- [WHAT YOU WILL DO] Provide an exact copy of the data, excluding the images.

[Stored entries]
______________________________

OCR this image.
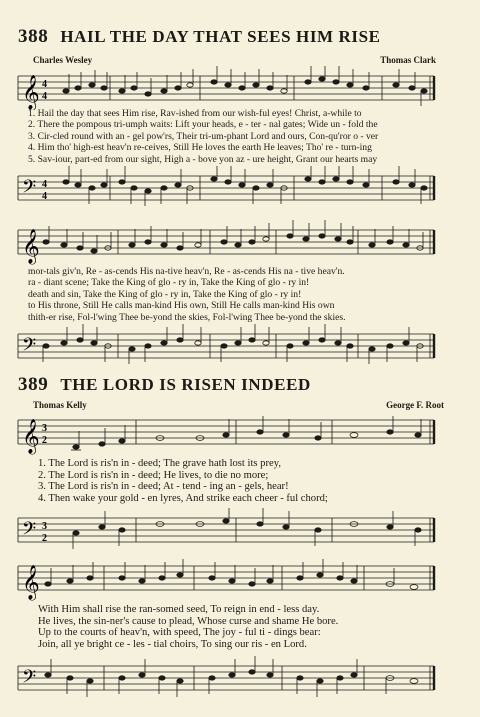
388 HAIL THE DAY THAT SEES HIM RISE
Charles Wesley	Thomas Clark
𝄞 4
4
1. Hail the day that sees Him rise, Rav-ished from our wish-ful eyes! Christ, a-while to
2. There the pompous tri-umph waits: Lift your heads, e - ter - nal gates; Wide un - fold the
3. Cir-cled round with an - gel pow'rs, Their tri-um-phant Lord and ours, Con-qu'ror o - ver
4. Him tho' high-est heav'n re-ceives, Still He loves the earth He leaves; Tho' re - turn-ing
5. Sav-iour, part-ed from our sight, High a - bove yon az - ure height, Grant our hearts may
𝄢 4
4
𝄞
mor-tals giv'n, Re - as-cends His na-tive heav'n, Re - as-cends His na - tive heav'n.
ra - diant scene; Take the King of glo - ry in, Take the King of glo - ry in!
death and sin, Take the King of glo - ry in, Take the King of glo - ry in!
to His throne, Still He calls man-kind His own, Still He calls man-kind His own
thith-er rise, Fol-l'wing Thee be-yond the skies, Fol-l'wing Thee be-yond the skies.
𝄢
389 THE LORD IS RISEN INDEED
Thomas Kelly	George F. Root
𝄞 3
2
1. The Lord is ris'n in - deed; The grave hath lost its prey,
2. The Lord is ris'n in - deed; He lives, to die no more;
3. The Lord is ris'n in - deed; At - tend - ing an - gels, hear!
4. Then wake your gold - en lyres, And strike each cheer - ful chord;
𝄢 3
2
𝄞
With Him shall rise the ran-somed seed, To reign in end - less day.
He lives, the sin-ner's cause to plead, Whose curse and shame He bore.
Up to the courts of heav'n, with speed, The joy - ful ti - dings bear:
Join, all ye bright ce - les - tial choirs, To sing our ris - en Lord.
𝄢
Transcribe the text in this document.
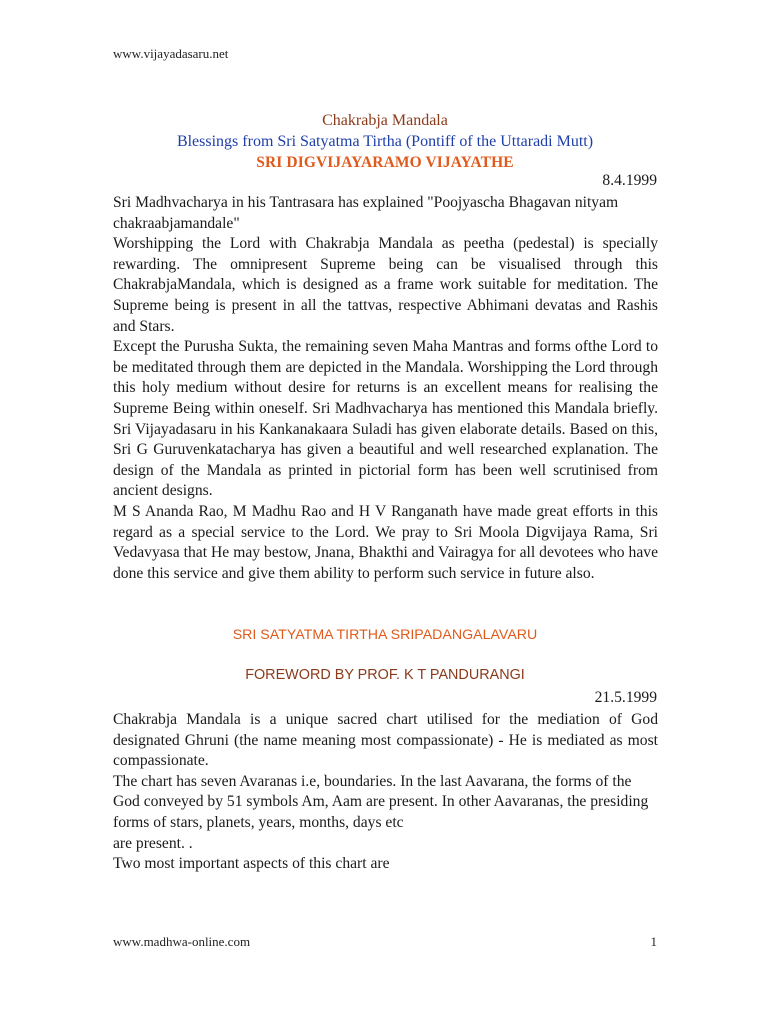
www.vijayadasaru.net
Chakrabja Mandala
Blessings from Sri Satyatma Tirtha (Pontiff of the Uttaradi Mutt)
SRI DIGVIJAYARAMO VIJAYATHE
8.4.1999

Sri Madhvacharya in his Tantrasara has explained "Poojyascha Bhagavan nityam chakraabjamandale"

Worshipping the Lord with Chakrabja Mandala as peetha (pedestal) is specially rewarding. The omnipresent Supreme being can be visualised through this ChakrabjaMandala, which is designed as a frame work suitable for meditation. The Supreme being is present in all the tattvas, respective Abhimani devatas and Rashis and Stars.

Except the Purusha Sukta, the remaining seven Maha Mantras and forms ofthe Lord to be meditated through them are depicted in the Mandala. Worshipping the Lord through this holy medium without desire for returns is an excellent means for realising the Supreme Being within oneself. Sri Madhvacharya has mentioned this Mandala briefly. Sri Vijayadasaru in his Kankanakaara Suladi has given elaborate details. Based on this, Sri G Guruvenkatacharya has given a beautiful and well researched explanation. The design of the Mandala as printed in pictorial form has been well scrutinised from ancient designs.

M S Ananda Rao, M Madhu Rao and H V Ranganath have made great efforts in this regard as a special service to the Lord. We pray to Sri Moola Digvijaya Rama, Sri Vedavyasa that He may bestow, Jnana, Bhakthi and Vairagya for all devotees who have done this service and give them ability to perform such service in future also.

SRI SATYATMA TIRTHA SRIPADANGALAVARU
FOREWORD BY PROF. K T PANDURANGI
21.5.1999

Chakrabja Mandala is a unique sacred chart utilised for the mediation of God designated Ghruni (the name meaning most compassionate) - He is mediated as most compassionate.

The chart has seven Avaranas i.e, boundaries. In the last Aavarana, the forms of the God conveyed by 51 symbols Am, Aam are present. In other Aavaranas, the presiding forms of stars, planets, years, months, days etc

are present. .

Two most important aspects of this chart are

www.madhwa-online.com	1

______________________________

- [RESPONSE TO THIS EXERCISE]
OCR this image.
388 HAIL THE DAY THAT SEES HIM RISE
Charles Wesley	Thomas Clark
𝄞 4
4
1. Hail the day that sees Him rise, Rav-ished from our wish-ful eyes! Christ, a-while to
2. There the pompous tri-umph waits: Lift your heads, e - ter - nal gates; Wide un - fold the
3. Cir-cled round with an - gel pow'rs, Their tri-um-phant Lord and ours, Con-qu'ror o - ver
4. Him tho' high-est heav'n re-ceives, Still He loves the earth He leaves; Tho' re - turn-ing
5. Sav-iour, part-ed from our sight, High a - bove yon az - ure height, Grant our hearts may
𝄢 4
4
𝄞
mor-tals giv'n, Re - as-cends His na-tive heav'n, Re - as-cends His na - tive heav'n.
ra - diant scene; Take the King of glo - ry in, Take the King of glo - ry in!
death and sin, Take the King of glo - ry in, Take the King of glo - ry in!
to His throne, Still He calls man-kind His own, Still He calls man-kind His own
thith-er rise, Fol-l'wing Thee be-yond the skies, Fol-l'wing Thee be-yond the skies.
𝄢
389 THE LORD IS RISEN INDEED
Thomas Kelly	George F. Root
𝄞 3
2
1. The Lord is ris'n in - deed; The grave hath lost its prey,
2. The Lord is ris'n in - deed; He lives, to die no more;
3. The Lord is ris'n in - deed; At - tend - ing an - gels, hear!
4. Then wake your gold - en lyres, And strike each cheer - ful chord;
𝄢 3
2
𝄞
With Him shall rise the ran-somed seed, To reign in end - less day.
He lives, the sin-ner's cause to plead, Whose curse and shame He bore.
Up to the courts of heav'n, with speed, The joy - ful ti - dings bear:
Join, all ye bright ce - les - tial choirs, To sing our ris - en Lord.
𝄢
Transcribe the text in this document.
www.vijayadasaru.net
Chakrabja Mandala
Blessings from Sri Satyatma Tirtha (Pontiff of the Uttaradi Mutt)
SRI DIGVIJAYARAMO VIJAYATHE
8.4.1999

Sri Madhvacharya in his Tantrasara has explained "Poojyascha Bhagavan nityam chakraabjamandale"

Worshipping the Lord with Chakrabja Mandala as peetha (pedestal) is specially rewarding. The omnipresent Supreme being can be visualised through this ChakrabjaMandala, which is designed as a frame work suitable for meditation. The Supreme being is present in all the tattvas, respective Abhimani devatas and Rashis and Stars.

Except the Purusha Sukta, the remaining seven Maha Mantras and forms ofthe Lord to be meditated through them are depicted in the Mandala. Worshipping the Lord through this holy medium without desire for returns is an excellent means for realising the Supreme Being within oneself. Sri Madhvacharya has mentioned this Mandala briefly. Sri Vijayadasaru in his Kankanakaara Suladi has given elaborate details. Based on this, Sri G Guruvenkatacharya has given a beautiful and well researched explanation. The design of the Mandala as printed in pictorial form has been well scrutinised from ancient designs.

M S Ananda Rao, M Madhu Rao and H V Ranganath have made great efforts in this regard as a special service to the Lord. We pray to Sri Moola Digvijaya Rama, Sri Vedavyasa that He may bestow, Jnana, Bhakthi and Vairagya for all devotees who have done this service and give them ability to perform such service in future also.

SRI SATYATMA TIRTHA SRIPADANGALAVARU
FOREWORD BY PROF. K T PANDURANGI
21.5.1999

Chakrabja Mandala is a unique sacred chart utilised for the mediation of God designated Ghruni (the name meaning most compassionate) - He is mediated as most compassionate.

The chart has seven Avaranas i.e, boundaries. In the last Aavarana, the forms of the God conveyed by 51 symbols Am, Aam are present. In other Aavaranas, the presiding forms of stars, planets, years, months, days etc

are present. .

Two most important aspects of this chart are

www.madhwa-online.com	1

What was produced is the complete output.